#### Texte à lire ####
L’Espagne veut criminaliser l’action d’une activiste au Maroc
La cour d'appel de Tanger a ouvert une enquête criminelle sur la journaliste Helena Maleno, activiste connue des droits des migrants depuis une quinzaine d’années, « dans le but de l'interroger sur les faits incriminés » et « prendre les mesures juridiques appropriée », selon une décision judiciaire, à laquelle El Diario a eu accès.
Le dosssier judiciaire qui la vise, transmis aux autorités marocaines par la police espagnole, la lie aux réseaux de trafic de personnes pour les appels lancés par « Salvamento Maritimo » destinés à informer l’opinion publique des migrants en détresse lors de leur traversée du Détroit de Gibraltar. Grâce à ce système d'alerte, son ONG, Caminando Fronteras, a permis le sauvetage de centaines de personnes qui tentaient d'atteindre la côte espagnole en embarquant sur des pateras depuis les rives marocaines. Pour son engagement, Maleno a reçu en 2015 le Prix des droits de l'homme Nacho de la Mata du Conseil général des avocats espagnols.
Soy Helena Maleno, defensora de Derechos Humanos, y mañana pretenden juzgarme por mi labor por y para las personas migrantes. Defender sus derechos no es un delito. #DefendiendoAMaleno pic.twitter.com/5Awq3w77JY
&mdash Helena Maleno Garzón (@HelenaMaleno) December 4, 2017
Les rapports d’enquête de la DGSN marocaine transmis à la Cour d'Appel de Tanger, se réfèrent aux appels faits par Maleno à partir du Maroc en aide aux candidats « notamment subsahariens » à la traversée « par des moyens illégaux ».
#### Données fournies ####
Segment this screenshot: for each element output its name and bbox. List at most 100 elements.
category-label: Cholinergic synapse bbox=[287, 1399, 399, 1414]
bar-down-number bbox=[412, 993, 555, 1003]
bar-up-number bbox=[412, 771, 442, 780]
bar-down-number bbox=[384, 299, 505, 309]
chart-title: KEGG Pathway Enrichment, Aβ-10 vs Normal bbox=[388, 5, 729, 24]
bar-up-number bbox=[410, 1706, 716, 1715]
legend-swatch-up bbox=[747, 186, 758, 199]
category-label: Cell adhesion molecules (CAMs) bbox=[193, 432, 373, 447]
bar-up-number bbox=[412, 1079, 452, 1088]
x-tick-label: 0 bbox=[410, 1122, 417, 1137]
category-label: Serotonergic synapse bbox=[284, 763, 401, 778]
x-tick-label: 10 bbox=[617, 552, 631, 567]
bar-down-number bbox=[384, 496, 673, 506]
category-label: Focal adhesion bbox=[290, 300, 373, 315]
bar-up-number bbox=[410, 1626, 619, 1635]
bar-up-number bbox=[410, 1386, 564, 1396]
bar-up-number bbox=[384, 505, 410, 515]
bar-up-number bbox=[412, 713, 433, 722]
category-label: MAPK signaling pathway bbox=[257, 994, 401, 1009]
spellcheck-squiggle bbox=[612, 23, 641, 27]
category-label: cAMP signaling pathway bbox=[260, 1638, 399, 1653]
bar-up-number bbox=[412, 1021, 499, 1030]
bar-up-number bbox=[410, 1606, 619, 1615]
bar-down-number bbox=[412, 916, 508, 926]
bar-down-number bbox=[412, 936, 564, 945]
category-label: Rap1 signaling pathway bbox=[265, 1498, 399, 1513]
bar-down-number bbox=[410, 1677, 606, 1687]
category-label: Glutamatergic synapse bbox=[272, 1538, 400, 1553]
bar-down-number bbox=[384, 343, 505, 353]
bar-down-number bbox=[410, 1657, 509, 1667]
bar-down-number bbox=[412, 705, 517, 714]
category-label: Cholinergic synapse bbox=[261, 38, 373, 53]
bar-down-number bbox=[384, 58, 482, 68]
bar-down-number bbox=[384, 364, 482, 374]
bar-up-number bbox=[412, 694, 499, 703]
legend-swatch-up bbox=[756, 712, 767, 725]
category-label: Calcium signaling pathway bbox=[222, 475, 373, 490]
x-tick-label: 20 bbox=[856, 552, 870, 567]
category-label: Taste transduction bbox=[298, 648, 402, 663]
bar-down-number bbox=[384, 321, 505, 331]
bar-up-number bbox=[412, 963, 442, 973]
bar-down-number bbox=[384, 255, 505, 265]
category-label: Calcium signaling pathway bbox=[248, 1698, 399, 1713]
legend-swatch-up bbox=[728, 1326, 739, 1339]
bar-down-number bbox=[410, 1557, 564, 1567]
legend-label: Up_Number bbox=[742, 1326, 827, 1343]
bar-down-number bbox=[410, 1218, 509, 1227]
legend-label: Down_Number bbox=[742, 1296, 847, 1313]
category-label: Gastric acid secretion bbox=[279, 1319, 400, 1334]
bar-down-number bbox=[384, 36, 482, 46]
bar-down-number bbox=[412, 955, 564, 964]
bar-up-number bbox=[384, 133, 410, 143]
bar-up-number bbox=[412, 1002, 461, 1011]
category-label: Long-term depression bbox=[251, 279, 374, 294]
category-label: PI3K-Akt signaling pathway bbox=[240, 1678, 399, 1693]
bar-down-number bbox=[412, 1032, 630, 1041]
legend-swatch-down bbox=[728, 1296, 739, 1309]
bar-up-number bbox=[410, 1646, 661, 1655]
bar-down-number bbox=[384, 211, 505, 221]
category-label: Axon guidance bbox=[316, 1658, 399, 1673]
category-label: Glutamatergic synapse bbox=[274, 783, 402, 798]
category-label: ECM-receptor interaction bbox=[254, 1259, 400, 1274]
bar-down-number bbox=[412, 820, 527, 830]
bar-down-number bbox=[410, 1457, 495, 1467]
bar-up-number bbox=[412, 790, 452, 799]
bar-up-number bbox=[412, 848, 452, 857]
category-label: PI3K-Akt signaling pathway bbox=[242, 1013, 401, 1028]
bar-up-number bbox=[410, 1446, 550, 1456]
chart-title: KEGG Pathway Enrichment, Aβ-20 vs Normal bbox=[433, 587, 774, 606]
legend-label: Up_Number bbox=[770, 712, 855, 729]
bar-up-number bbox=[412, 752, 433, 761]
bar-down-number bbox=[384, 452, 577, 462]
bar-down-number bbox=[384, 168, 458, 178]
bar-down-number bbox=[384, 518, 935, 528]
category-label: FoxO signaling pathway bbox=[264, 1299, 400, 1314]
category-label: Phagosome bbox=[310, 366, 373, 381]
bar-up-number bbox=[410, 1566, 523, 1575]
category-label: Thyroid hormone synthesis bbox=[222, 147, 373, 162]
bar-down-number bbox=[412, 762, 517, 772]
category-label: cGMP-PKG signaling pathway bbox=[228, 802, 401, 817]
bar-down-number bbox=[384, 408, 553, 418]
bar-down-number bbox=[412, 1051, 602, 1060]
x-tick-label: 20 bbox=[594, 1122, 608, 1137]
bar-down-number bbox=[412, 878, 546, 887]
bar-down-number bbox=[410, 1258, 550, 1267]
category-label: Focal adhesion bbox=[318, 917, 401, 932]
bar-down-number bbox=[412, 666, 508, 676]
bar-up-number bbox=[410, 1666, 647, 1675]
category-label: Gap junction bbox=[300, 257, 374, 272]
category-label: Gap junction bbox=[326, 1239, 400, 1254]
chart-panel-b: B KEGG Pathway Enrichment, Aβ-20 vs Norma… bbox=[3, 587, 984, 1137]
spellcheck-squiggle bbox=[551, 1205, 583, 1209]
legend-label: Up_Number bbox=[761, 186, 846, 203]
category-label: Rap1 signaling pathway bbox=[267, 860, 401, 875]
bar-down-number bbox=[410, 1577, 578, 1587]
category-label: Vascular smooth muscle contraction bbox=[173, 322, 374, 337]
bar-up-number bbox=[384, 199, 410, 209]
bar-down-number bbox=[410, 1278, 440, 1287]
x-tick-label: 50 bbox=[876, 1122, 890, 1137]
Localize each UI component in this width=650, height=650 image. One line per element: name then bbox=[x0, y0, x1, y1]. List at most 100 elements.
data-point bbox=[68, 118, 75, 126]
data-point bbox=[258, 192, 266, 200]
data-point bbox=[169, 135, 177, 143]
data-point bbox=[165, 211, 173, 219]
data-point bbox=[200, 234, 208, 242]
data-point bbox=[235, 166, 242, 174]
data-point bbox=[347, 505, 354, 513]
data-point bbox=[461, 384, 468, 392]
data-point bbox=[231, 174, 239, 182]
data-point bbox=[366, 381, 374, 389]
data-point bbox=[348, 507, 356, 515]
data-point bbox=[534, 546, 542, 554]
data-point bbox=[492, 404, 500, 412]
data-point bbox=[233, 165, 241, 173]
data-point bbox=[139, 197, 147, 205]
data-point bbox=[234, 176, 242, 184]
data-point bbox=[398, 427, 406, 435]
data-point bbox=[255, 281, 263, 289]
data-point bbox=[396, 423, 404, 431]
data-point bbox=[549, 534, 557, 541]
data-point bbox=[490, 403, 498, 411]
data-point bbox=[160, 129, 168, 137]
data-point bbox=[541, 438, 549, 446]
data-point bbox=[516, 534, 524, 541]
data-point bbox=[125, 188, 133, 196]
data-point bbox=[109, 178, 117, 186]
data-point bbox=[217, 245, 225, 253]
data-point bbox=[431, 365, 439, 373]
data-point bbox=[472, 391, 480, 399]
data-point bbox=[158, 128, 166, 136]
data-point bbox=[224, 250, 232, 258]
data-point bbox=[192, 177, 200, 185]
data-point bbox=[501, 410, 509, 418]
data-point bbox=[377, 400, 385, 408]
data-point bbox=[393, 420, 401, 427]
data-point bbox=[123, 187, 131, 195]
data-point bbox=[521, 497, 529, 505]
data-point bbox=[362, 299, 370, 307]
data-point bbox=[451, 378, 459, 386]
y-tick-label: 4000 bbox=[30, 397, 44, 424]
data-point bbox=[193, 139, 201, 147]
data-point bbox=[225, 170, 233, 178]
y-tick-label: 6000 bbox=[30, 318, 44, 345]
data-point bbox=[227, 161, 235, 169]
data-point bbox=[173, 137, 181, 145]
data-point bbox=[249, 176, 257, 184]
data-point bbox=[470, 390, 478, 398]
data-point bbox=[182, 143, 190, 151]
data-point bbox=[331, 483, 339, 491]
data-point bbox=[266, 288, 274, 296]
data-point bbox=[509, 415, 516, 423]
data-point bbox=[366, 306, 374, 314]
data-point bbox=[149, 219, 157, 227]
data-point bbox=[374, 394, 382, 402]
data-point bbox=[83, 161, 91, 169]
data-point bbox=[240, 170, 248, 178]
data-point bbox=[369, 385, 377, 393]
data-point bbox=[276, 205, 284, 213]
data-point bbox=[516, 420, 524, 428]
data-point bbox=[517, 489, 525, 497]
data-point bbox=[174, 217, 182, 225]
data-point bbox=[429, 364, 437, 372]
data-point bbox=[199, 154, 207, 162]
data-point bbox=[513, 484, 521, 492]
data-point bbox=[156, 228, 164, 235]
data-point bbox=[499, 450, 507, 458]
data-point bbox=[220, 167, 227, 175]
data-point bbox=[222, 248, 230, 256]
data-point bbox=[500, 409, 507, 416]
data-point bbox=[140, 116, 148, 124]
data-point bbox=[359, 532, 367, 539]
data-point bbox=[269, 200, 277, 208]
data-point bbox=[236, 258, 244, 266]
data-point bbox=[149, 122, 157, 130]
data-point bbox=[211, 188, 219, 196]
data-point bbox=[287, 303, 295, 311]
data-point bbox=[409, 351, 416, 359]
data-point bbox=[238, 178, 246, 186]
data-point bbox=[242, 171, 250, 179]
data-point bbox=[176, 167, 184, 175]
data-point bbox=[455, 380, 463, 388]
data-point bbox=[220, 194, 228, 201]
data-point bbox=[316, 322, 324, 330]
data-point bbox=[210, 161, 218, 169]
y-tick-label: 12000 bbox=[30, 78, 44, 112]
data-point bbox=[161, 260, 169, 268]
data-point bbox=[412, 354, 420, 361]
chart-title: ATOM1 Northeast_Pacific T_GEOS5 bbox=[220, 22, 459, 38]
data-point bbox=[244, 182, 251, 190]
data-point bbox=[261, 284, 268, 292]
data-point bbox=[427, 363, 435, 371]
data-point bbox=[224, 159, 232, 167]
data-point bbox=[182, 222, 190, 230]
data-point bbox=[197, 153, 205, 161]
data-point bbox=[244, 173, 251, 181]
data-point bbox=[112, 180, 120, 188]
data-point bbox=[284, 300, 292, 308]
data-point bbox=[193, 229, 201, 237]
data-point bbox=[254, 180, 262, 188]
####
Consignes de l'exercice
#1 Selon l'article, quel prix Helena Maleno a-t-elle reçu en 2015 pour son engagement ?
#2 Résumez l'article en deux phrases.
Les entrées forment un matériau indépendant de l'article.

Réponses
#1 Le Prix des droits de l'homme Nacho de la Mata du Conseil général des avocats espagnols.

#2 La cour d'appel de Tanger a ouvert une enquête criminelle sur Helena Maleno, journaliste et activiste des droits des migrants. Le dossier transmis par la police espagnole la lie aux réseaux de trafic de personnes pour des appels destinés à informer l'opinion publique des migrants en détresse dans le détroit de Gibraltar, un système d'alerte grâce auquel son ONG, Caminando Fronteras, a permis le sauvetage de centaines de personnes.